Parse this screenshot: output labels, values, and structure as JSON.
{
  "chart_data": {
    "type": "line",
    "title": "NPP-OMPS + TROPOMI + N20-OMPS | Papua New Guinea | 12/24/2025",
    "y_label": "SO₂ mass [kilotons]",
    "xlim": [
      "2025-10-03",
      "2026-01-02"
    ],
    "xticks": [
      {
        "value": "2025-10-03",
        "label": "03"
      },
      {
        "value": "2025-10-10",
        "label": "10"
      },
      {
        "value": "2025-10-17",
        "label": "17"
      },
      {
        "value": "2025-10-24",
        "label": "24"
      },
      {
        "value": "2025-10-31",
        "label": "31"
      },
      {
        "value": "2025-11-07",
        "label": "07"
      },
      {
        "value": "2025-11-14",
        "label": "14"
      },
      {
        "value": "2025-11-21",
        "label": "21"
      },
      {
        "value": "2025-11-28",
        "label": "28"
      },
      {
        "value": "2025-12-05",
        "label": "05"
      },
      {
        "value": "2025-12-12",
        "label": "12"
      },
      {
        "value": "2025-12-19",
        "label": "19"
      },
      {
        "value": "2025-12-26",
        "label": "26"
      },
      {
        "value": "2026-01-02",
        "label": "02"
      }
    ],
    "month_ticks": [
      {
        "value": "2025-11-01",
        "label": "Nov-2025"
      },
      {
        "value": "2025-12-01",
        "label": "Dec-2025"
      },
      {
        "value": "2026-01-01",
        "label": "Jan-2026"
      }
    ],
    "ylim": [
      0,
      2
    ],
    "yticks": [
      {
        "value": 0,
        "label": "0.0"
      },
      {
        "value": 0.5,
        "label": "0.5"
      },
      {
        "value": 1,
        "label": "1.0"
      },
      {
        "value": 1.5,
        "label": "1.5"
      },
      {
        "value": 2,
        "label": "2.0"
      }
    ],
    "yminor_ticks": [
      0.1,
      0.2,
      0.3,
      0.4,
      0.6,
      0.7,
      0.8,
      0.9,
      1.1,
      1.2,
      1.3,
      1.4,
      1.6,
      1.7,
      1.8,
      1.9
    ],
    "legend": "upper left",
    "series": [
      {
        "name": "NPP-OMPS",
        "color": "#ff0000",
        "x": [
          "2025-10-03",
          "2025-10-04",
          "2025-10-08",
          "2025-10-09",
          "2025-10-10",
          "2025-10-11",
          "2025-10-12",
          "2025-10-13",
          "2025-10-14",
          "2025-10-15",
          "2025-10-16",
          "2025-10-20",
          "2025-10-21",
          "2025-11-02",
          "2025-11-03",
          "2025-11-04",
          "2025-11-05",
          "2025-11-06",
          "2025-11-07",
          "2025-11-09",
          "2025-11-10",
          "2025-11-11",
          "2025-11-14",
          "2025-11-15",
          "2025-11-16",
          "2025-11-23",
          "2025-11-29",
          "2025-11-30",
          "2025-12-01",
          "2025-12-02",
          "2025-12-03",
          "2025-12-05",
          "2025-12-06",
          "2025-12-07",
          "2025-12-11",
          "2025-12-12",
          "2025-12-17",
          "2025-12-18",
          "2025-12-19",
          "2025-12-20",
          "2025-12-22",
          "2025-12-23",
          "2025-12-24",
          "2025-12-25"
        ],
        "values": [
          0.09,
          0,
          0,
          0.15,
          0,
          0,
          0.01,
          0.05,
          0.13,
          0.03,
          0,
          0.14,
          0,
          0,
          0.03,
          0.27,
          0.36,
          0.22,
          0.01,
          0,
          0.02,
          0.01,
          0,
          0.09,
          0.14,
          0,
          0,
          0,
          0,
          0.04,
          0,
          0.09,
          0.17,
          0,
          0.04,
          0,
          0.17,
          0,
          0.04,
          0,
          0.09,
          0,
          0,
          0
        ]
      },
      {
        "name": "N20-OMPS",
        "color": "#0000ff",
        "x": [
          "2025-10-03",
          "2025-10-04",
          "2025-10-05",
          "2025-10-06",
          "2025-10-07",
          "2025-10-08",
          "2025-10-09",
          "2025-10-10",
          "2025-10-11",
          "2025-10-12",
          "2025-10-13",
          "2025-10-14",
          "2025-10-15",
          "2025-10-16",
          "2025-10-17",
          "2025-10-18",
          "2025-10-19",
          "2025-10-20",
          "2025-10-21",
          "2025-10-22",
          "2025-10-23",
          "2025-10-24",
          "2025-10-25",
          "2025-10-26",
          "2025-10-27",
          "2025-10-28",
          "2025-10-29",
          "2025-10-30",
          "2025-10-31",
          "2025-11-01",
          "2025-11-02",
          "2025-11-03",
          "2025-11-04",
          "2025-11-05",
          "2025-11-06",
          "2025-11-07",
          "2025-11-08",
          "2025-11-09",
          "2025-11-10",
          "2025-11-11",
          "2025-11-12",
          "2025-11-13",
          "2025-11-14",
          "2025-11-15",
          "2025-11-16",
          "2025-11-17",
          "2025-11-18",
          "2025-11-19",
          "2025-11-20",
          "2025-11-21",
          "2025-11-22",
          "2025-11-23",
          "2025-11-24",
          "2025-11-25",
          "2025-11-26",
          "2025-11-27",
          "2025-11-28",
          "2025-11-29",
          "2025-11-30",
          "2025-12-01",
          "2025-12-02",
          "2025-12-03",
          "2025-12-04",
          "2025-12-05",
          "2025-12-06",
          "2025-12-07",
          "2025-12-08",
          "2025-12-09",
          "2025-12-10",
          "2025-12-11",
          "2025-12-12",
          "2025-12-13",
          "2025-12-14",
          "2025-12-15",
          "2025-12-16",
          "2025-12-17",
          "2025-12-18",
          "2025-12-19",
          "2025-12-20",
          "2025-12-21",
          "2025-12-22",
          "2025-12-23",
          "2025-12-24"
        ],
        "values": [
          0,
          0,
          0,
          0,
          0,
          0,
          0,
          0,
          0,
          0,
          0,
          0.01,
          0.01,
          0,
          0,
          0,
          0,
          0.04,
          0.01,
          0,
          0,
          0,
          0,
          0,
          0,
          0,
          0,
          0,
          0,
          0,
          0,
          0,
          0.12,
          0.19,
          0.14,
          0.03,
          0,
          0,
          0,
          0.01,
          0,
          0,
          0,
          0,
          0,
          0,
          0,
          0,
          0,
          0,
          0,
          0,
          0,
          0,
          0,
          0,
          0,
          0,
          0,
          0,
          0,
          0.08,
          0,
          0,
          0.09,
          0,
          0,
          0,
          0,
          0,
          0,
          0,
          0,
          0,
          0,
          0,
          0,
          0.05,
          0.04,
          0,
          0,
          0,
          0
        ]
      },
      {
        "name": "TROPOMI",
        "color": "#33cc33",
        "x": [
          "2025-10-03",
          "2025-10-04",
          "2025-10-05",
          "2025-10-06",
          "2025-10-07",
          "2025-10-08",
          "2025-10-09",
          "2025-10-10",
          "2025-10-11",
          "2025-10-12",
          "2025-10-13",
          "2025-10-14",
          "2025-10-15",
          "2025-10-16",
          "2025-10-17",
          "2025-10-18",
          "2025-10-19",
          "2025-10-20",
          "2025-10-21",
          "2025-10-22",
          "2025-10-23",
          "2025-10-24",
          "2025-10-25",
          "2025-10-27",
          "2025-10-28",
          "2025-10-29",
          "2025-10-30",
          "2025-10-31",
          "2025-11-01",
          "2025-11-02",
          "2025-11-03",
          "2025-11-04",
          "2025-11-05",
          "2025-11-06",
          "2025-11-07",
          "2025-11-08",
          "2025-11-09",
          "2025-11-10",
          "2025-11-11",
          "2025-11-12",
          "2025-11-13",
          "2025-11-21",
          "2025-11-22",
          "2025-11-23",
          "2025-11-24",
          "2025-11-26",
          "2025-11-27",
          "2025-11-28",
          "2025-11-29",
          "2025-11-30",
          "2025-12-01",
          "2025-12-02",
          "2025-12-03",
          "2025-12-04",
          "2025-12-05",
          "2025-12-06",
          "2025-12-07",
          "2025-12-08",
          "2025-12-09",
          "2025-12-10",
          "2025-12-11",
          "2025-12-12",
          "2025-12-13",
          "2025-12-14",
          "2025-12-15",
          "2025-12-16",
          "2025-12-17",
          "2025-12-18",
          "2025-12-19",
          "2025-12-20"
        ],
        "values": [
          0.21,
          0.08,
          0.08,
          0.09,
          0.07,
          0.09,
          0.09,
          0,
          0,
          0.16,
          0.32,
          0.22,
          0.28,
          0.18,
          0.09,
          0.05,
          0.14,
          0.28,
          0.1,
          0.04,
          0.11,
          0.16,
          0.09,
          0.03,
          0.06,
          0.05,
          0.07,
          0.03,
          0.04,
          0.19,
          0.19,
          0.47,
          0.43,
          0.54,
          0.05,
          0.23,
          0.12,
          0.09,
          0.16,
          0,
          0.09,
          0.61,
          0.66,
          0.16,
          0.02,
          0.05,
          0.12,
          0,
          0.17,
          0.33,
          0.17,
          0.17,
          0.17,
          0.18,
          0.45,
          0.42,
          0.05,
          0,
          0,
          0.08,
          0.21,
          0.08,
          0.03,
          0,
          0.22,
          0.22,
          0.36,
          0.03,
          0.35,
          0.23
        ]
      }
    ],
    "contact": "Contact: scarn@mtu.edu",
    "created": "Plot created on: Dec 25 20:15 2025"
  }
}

> **Directions**
Provide solely the number of lines in the data that include the word "color".

> **Full response**
3